(Data records)
☆ ☆ ☆
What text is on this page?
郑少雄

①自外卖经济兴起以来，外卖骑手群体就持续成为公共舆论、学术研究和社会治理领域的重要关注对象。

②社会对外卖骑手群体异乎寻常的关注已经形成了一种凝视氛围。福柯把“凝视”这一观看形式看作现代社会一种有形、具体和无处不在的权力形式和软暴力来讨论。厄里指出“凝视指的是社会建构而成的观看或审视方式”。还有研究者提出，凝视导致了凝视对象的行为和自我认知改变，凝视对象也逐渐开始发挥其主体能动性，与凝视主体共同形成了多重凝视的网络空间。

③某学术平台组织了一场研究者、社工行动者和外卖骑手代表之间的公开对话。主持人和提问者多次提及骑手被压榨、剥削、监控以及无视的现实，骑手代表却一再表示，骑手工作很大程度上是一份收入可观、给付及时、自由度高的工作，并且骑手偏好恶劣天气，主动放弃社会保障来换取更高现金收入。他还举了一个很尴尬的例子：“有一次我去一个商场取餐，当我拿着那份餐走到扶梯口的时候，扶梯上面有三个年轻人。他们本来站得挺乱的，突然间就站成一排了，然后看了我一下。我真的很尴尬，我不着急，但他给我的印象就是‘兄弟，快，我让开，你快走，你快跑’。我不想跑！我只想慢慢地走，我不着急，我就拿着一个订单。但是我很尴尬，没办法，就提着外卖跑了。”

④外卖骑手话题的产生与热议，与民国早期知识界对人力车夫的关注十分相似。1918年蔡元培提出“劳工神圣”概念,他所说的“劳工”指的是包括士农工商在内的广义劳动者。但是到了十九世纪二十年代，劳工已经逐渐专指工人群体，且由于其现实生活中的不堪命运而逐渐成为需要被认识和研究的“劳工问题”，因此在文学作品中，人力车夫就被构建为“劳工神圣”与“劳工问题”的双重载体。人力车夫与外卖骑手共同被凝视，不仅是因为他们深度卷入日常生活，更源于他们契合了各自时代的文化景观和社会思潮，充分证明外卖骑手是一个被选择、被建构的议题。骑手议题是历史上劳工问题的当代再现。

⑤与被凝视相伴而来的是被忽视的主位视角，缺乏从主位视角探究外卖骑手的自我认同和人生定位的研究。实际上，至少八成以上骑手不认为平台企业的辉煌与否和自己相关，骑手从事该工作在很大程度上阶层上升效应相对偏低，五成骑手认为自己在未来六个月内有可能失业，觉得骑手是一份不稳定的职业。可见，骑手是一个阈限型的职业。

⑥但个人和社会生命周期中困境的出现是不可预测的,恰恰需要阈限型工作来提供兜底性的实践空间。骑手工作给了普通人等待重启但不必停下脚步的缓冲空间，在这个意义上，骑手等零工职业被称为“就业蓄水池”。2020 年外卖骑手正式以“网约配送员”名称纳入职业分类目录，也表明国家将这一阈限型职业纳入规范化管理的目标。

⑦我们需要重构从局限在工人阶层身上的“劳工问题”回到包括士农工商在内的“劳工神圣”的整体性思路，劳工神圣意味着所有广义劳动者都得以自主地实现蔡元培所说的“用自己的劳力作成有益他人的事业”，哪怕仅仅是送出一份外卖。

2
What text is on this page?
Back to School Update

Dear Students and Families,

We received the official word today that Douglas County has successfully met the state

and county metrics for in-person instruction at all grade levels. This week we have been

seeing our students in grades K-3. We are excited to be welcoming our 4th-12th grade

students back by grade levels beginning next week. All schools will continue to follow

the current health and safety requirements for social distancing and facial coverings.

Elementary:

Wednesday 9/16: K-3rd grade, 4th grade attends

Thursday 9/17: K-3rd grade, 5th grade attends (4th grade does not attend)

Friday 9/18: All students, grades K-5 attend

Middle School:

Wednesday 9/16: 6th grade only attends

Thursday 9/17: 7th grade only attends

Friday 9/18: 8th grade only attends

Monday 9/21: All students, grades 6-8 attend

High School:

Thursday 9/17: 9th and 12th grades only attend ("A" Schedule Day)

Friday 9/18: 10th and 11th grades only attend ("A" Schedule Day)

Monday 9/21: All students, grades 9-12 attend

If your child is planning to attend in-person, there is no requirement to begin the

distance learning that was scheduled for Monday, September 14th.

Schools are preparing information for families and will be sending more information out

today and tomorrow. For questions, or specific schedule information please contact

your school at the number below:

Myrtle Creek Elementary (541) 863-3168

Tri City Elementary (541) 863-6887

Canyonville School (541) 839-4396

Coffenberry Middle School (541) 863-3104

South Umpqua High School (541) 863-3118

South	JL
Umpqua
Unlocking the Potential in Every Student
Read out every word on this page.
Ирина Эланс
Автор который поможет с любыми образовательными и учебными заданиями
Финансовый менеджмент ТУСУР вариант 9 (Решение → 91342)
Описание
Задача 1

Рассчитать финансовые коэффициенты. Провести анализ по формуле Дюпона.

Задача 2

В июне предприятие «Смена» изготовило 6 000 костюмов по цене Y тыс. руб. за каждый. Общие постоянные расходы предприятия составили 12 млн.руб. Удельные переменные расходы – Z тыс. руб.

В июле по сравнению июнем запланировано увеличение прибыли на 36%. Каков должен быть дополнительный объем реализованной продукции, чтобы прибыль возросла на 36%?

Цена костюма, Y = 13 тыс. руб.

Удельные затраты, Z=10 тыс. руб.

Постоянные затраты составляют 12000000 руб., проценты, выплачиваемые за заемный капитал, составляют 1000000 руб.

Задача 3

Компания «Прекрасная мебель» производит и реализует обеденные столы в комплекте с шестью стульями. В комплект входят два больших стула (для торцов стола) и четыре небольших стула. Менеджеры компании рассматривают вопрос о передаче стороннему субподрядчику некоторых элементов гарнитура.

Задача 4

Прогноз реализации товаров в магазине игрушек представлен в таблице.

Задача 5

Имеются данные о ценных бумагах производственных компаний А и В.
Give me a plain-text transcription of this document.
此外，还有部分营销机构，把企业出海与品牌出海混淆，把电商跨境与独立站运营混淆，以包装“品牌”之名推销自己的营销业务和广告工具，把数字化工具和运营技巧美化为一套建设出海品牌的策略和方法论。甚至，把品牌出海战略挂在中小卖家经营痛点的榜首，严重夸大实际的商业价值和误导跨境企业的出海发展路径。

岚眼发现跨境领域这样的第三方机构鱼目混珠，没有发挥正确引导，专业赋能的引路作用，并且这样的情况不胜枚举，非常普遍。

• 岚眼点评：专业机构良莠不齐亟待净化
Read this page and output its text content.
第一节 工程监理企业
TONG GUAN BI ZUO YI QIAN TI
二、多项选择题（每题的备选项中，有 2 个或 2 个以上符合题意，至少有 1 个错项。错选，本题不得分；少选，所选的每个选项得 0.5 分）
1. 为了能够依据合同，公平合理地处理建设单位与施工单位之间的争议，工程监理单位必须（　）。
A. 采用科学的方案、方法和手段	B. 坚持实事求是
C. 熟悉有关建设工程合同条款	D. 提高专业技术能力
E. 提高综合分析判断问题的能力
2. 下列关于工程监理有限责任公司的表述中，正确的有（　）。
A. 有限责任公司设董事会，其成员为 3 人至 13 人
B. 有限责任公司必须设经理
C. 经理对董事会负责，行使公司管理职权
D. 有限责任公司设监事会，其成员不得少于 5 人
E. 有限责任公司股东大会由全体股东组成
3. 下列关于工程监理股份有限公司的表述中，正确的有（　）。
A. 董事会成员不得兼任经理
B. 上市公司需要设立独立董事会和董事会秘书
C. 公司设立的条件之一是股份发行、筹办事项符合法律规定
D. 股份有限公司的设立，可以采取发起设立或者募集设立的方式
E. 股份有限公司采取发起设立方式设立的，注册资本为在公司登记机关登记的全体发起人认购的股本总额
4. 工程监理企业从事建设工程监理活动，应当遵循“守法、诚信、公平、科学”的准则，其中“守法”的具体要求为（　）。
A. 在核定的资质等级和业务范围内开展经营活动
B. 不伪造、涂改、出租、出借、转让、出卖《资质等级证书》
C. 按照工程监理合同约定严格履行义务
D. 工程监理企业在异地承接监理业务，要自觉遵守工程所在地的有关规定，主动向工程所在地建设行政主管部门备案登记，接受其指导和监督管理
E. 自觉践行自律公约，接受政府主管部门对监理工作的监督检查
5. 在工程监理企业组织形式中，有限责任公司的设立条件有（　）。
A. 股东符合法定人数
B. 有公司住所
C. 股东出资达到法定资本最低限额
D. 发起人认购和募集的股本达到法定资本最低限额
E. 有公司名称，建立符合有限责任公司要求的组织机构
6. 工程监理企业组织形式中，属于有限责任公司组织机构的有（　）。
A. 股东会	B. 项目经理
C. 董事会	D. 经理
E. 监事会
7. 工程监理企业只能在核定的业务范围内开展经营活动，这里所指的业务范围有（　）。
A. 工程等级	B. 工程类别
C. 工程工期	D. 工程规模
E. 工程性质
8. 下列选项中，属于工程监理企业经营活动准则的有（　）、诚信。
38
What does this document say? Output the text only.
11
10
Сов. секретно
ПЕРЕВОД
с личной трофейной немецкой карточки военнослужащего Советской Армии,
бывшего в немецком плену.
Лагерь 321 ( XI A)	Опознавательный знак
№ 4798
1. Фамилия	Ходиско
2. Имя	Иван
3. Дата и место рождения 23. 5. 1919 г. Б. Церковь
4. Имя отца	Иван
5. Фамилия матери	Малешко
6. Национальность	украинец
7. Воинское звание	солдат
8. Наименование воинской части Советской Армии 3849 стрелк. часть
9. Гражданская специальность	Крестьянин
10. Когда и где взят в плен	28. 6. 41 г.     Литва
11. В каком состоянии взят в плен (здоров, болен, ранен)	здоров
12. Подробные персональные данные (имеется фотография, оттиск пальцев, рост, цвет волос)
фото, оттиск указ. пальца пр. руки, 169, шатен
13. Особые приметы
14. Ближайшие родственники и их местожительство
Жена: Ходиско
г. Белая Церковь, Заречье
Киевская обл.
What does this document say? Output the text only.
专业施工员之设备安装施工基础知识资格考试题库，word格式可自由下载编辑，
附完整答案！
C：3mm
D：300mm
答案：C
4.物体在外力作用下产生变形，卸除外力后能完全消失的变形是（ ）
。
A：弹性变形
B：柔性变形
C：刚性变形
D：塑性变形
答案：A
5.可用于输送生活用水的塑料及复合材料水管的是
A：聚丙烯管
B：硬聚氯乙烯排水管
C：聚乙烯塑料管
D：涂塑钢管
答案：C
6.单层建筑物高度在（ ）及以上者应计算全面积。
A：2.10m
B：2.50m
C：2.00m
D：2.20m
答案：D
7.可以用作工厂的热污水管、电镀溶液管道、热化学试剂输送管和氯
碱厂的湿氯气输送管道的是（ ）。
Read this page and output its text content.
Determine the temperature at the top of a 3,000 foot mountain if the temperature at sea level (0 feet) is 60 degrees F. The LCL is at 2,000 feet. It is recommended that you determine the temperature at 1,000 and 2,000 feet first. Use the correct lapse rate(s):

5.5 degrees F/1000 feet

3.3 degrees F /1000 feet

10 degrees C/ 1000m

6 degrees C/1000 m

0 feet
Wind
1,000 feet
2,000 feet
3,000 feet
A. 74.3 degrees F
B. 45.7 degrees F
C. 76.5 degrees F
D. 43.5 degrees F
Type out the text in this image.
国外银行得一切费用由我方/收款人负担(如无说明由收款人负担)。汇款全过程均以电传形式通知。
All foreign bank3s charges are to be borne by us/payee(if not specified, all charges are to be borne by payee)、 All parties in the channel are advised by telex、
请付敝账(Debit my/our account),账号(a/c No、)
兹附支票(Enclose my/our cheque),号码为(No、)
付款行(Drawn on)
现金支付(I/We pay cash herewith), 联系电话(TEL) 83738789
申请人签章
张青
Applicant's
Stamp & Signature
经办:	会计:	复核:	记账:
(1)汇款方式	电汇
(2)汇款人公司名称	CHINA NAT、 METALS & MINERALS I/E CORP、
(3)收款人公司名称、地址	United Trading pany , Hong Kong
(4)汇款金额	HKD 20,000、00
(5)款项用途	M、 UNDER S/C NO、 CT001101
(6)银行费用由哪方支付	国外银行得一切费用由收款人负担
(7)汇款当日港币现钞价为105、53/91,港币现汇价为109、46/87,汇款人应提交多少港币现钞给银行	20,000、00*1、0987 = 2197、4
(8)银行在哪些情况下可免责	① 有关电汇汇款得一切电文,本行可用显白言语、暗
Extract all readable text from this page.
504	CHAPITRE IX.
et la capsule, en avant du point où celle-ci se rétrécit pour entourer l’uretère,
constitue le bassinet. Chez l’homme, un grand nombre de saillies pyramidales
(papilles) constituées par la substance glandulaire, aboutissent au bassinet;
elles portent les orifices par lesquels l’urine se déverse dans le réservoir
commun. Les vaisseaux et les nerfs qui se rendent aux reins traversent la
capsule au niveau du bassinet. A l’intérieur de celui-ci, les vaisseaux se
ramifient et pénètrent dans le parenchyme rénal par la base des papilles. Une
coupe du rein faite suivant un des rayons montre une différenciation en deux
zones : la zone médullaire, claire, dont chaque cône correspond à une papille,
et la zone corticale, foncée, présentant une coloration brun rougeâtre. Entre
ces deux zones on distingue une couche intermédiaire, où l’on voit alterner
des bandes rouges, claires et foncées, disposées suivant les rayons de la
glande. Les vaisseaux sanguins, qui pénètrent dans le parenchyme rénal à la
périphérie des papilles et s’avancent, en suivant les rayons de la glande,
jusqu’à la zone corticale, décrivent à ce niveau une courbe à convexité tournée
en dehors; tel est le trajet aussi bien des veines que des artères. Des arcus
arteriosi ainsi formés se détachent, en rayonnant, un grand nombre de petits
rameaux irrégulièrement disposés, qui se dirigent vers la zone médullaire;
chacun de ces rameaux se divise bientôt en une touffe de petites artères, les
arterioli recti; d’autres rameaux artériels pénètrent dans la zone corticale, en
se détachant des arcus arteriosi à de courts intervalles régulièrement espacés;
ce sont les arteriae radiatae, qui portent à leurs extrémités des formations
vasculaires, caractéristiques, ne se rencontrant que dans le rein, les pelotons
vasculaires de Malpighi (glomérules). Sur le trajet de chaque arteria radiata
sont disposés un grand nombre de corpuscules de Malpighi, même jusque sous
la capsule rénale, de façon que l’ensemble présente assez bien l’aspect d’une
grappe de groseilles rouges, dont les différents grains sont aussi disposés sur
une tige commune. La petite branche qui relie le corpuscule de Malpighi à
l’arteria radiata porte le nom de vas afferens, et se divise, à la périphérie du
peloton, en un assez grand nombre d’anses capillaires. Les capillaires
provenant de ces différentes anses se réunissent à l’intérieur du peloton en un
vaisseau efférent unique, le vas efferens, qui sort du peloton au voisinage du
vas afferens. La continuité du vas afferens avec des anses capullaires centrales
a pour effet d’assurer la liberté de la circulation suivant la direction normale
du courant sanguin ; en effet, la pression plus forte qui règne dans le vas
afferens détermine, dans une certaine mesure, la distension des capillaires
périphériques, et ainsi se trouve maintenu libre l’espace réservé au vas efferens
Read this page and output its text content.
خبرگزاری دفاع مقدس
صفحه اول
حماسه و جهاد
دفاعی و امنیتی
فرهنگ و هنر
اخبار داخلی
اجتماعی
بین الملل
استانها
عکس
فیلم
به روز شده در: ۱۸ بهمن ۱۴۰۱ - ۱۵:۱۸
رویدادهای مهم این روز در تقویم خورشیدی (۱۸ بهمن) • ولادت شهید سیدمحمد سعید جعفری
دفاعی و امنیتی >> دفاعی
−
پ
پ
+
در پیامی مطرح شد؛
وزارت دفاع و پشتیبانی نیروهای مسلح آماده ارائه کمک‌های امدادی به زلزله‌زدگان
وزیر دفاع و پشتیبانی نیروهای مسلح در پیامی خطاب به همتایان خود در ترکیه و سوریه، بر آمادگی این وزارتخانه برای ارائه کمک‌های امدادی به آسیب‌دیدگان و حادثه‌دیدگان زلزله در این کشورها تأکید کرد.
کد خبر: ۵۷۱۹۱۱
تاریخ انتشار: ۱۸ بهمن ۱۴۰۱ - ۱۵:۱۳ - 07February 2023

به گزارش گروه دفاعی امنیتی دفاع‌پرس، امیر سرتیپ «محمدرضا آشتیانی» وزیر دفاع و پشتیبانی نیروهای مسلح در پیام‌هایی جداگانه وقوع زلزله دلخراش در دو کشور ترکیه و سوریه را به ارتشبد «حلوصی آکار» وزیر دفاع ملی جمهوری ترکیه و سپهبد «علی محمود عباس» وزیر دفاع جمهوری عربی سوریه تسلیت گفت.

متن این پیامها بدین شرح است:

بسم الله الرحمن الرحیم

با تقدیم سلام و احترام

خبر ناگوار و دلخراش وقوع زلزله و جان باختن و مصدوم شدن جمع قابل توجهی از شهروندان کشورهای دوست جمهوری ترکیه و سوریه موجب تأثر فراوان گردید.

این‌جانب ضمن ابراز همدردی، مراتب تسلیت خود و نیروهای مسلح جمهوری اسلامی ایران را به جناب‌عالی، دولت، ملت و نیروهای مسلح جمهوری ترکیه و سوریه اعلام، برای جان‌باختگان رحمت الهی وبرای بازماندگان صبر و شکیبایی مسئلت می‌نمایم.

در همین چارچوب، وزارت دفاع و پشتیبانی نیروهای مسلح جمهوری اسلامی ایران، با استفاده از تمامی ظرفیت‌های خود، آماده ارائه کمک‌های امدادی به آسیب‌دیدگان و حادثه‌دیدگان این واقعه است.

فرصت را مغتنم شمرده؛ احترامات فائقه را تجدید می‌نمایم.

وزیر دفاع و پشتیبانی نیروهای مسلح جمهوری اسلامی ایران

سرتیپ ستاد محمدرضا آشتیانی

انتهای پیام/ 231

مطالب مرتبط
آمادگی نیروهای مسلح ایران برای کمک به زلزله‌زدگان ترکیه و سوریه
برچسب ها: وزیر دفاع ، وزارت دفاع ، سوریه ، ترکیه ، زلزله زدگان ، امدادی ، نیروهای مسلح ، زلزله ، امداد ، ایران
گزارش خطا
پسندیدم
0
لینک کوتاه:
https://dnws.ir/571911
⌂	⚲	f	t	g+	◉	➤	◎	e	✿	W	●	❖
☆ ☆ ☆
◆ What to do
Find and count the lines of the data that include the string "suivant", and report that figure by itself.

◆ Final answer
4